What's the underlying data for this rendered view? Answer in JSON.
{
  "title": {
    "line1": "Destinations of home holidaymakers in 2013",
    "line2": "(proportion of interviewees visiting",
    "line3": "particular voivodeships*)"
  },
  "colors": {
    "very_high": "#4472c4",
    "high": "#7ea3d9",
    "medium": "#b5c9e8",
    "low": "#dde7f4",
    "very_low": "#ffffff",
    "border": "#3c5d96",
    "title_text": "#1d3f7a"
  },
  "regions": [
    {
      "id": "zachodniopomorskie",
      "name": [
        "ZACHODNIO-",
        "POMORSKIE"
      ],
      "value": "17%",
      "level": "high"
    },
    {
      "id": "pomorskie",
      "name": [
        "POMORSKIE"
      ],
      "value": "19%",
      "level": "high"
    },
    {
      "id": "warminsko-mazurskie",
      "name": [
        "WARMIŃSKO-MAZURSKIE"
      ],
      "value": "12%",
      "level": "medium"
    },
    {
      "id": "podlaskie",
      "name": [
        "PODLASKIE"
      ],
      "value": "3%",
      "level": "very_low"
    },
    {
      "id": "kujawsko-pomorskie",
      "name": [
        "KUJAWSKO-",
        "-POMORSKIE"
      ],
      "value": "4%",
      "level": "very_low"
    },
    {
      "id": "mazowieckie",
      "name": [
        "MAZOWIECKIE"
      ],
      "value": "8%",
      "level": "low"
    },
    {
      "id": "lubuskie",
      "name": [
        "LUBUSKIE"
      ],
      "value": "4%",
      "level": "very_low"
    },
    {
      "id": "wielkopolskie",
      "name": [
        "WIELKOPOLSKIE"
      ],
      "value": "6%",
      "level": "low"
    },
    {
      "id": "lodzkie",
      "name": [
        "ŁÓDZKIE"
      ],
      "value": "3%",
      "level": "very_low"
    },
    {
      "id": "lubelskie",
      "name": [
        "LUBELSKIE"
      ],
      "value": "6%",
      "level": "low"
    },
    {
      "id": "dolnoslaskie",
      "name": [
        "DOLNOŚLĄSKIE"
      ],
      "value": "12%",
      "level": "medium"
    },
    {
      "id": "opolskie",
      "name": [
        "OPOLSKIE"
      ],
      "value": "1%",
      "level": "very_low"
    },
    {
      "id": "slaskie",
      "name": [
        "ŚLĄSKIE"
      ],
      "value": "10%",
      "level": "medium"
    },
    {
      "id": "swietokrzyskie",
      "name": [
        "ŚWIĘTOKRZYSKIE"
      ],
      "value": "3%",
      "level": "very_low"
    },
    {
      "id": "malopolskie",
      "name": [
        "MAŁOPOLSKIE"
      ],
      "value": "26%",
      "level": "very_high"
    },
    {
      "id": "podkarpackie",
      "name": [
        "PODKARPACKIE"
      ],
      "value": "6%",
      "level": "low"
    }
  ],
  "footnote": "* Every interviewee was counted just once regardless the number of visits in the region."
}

- [Exercise objective]
Print every record above exactly as written.

- [Task response]
What's the underlying data for this rendered view? Answer in JSON.
{
  "title": {
    "line1": "Destinations of home holidaymakers in 2013",
    "line2": "(proportion of interviewees visiting",
    "line3": "particular voivodeships*)"
  },
  "colors": {
    "very_high": "#4472c4",
    "high": "#7ea3d9",
    "medium": "#b5c9e8",
    "low": "#dde7f4",
    "very_low": "#ffffff",
    "border": "#3c5d96",
    "title_text": "#1d3f7a"
  },
  "regions": [
    {
      "id": "zachodniopomorskie",
      "name": [
        "ZACHODNIO-",
        "POMORSKIE"
      ],
      "value": "17%",
      "level": "high"
    },
    {
      "id": "pomorskie",
      "name": [
        "POMORSKIE"
      ],
      "value": "19%",
      "level": "high"
    },
    {
      "id": "warminsko-mazurskie",
      "name": [
        "WARMIŃSKO-MAZURSKIE"
      ],
      "value": "12%",
      "level": "medium"
    },
    {
      "id": "podlaskie",
      "name": [
        "PODLASKIE"
      ],
      "value": "3%",
      "level": "very_low"
    },
    {
      "id": "kujawsko-pomorskie",
      "name": [
        "KUJAWSKO-",
        "-POMORSKIE"
      ],
      "value": "4%",
      "level": "very_low"
    },
    {
      "id": "mazowieckie",
      "name": [
        "MAZOWIECKIE"
      ],
      "value": "8%",
      "level": "low"
    },
    {
      "id": "lubuskie",
      "name": [
        "LUBUSKIE"
      ],
      "value": "4%",
      "level": "very_low"
    },
    {
      "id": "wielkopolskie",
      "name": [
        "WIELKOPOLSKIE"
      ],
      "value": "6%",
      "level": "low"
    },
    {
      "id": "lodzkie",
      "name": [
        "ŁÓDZKIE"
      ],
      "value": "3%",
      "level": "very_low"
    },
    {
      "id": "lubelskie",
      "name": [
        "LUBELSKIE"
      ],
      "value": "6%",
      "level": "low"
    },
    {
      "id": "dolnoslaskie",
      "name": [
        "DOLNOŚLĄSKIE"
      ],
      "value": "12%",
      "level": "medium"
    },
    {
      "id": "opolskie",
      "name": [
        "OPOLSKIE"
      ],
      "value": "1%",
      "level": "very_low"
    },
    {
      "id": "slaskie",
      "name": [
        "ŚLĄSKIE"
      ],
      "value": "10%",
      "level": "medium"
    },
    {
      "id": "swietokrzyskie",
      "name": [
        "ŚWIĘTOKRZYSKIE"
      ],
      "value": "3%",
      "level": "very_low"
    },
    {
      "id": "malopolskie",
      "name": [
        "MAŁOPOLSKIE"
      ],
      "value": "26%",
      "level": "very_high"
    },
    {
      "id": "podkarpackie",
      "name": [
        "PODKARPACKIE"
      ],
      "value": "6%",
      "level": "low"
    }
  ],
  "footnote": "* Every interviewee was counted just once regardless the number of visits in the region."
}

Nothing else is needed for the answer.